**PASSAGE:**
+ + + + + + +
Reputation: 2218
Is there a simple way to get the number of files opened by a c++ program.
I would like to do it from my code, ideally in C++.
I found this blog article which is using a loop through all the available file descriptor and testing the result of fstat
, but I am wondering if there is any simpler way to do that.
Upvotes: 7
Views: 4942
Reputation: 2704
This is a legitimate question: I count open file descriptors in unit tests to verify none has leaked. On Linux systems there's one entry in /proc/self/fd
for each open file descriptor, so you just have to count them. In c++17 it looks like this:
long file_descriptor_count() {
return std::distance(std::filesystem::directory_iterator("/proc/self/fd"), std::filesystem::directory_iterator{});
}
Upvotes: 5
Reputation: 860
There is a good practice that the scope of file opened in the smallest possible, open dump all information you want, or buffer into the fd
, then close.
+ + + + + + +
**TASK GOAL:**
From the thread on counting open files, quote the part that opens with the words "I would like" and closes with "to do that.". The records that come next are separate material and have nothing to do with the thread on counting open files.
+ + + + + + +
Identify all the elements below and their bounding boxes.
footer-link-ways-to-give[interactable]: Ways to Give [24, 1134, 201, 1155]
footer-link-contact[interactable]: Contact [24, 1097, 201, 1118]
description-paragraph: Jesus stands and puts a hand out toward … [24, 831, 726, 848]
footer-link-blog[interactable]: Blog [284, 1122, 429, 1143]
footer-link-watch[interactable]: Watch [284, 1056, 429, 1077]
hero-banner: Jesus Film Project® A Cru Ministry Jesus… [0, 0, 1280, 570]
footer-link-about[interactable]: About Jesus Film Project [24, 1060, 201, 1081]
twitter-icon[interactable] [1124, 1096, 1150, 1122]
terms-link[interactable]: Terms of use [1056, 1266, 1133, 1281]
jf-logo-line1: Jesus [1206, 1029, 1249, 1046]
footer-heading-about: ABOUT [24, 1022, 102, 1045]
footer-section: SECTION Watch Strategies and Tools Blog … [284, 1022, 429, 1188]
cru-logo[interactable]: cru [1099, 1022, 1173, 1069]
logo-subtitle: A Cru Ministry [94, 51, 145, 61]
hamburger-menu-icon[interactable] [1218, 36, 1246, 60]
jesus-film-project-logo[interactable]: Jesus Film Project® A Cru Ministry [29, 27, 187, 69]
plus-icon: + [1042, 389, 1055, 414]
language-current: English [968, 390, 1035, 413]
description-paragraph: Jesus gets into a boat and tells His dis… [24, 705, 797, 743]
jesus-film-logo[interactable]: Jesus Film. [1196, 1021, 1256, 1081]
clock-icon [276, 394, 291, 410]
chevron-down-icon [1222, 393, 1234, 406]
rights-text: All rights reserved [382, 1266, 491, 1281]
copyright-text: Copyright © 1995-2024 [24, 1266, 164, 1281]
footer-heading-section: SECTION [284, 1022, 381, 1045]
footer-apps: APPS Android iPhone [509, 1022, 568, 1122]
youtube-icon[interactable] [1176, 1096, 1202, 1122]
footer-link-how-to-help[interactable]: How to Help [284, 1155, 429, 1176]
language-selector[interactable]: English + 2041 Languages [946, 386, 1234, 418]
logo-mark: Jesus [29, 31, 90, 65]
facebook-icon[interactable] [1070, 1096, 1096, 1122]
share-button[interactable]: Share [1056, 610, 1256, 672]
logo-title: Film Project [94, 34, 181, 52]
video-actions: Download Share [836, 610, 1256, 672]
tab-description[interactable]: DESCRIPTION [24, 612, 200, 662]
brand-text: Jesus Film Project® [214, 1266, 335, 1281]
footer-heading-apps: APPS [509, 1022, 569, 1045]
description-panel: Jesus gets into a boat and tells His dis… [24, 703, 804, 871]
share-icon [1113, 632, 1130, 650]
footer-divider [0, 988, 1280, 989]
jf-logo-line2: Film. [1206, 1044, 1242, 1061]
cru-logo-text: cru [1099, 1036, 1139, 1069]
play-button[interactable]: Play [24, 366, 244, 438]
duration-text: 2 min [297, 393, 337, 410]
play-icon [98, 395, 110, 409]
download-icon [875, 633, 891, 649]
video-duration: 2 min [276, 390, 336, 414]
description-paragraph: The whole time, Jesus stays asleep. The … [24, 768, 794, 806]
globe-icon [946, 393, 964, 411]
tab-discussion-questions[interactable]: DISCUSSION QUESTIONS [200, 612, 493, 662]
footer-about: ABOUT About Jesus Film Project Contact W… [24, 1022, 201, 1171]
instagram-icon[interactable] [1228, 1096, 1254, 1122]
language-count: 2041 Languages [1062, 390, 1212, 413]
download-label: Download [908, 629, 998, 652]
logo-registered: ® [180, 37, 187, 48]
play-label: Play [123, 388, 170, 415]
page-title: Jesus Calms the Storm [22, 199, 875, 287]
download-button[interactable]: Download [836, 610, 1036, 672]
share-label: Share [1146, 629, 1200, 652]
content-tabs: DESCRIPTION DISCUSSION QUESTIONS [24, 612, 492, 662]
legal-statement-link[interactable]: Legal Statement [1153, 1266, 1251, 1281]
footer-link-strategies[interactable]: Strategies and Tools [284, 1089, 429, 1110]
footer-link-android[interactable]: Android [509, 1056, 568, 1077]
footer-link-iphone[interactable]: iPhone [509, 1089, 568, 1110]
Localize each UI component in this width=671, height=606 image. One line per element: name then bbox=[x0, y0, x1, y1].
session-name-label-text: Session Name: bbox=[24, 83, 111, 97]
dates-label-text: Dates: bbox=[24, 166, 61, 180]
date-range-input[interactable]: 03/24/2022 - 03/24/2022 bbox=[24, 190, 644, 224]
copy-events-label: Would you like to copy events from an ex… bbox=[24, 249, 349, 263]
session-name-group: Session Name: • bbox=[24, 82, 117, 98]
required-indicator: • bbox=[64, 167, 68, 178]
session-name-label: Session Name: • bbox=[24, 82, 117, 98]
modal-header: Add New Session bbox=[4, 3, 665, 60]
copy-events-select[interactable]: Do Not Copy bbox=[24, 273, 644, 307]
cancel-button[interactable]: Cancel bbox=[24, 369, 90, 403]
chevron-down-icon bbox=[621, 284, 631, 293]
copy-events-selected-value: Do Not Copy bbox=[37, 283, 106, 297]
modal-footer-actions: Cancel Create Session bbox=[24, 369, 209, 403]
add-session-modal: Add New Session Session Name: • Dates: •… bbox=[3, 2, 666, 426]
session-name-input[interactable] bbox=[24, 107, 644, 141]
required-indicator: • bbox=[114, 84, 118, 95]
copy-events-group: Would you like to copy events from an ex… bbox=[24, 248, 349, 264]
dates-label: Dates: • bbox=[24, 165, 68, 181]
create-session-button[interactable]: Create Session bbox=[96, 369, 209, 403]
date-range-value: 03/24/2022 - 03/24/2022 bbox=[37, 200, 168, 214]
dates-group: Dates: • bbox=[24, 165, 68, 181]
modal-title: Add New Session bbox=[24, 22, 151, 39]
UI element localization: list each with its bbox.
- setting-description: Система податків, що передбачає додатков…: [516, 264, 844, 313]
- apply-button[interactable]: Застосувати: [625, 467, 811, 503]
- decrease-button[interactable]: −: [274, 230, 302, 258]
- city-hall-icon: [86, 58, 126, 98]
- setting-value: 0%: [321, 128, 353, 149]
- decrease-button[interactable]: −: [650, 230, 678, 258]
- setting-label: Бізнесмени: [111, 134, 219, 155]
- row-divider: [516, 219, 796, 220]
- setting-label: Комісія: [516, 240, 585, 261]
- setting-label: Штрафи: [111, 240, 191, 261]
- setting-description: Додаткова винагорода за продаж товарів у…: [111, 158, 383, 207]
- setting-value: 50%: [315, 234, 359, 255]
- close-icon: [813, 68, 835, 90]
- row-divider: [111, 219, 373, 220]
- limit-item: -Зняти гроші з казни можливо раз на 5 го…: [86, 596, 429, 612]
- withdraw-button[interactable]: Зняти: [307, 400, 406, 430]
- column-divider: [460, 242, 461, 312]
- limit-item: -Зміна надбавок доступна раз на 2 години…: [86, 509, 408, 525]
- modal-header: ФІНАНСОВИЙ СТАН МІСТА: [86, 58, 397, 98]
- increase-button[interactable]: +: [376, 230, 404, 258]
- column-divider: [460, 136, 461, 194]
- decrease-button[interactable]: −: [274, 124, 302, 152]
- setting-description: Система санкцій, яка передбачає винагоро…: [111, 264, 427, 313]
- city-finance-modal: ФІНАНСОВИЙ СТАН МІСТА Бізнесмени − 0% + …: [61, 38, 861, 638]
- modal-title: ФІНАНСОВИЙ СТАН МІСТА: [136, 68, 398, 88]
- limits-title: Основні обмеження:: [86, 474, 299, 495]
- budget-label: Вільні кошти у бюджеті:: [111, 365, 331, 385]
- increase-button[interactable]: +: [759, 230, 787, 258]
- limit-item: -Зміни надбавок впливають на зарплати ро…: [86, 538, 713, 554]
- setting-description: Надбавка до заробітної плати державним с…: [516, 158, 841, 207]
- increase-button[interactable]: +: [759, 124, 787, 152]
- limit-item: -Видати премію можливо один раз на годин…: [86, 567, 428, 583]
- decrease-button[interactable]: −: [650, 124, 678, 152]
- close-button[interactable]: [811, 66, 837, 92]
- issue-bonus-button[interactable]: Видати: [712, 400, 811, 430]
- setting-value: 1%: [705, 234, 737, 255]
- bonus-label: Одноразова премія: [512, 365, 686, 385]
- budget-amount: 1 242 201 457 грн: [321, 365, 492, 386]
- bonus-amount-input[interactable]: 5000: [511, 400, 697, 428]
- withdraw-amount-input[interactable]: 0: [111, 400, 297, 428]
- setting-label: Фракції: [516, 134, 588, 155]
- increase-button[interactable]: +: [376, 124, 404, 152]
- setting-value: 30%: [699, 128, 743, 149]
+ + + + + + +
**WRITTEN ANSWER:**
I would like to do it from my code, ideally in C++.
I found this blog article which is using a loop through all the available file descriptor and testing the result of fstat
, but I am wondering if there is any simpler way to do that.